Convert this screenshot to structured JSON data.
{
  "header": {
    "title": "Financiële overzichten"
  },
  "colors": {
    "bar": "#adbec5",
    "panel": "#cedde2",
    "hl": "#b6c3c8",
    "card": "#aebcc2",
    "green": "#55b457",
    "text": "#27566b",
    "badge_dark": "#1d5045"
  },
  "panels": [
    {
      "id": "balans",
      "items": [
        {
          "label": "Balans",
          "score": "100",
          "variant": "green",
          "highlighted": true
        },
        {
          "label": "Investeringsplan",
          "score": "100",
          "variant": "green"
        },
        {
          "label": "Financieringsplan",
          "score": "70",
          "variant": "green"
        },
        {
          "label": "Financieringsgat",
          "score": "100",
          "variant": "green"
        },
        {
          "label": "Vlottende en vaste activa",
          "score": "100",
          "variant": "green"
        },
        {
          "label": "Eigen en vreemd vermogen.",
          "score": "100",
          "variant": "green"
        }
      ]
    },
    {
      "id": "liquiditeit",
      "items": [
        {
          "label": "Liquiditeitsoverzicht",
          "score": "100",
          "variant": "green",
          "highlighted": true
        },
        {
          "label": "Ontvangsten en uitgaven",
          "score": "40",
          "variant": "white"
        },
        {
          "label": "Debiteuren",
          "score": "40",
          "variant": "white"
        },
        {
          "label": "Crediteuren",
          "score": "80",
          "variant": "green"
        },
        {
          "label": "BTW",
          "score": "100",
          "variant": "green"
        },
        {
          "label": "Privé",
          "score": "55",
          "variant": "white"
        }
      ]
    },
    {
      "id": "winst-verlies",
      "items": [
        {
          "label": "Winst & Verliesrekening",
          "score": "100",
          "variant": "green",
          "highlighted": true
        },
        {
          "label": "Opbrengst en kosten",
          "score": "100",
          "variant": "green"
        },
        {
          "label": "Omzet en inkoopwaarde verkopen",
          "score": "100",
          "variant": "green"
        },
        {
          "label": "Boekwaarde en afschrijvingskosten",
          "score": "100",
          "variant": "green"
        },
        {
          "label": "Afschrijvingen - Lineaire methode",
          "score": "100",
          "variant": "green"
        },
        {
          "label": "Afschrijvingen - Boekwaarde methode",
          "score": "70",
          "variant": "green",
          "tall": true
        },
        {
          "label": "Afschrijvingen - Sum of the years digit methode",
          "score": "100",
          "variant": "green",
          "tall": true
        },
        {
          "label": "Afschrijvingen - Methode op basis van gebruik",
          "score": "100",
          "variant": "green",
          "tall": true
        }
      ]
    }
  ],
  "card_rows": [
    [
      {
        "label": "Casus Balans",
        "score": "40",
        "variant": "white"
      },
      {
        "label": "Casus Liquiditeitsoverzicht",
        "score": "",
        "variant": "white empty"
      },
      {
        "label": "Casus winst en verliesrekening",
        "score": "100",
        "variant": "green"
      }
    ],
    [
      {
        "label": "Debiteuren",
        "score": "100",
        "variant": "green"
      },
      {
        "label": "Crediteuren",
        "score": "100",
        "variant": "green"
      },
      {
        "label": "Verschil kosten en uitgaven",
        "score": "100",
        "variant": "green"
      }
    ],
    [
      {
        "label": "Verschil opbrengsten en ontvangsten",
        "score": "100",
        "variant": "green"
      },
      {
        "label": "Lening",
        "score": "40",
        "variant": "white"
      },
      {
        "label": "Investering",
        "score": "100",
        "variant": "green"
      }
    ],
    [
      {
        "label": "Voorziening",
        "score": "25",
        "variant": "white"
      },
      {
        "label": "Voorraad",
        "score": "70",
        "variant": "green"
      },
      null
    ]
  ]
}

+++

Pull out all lines from the entries above that include the word "uitgaven".

          "label": "Ontvangsten en uitgaven",
        "label": "Verschil kosten en uitgaven",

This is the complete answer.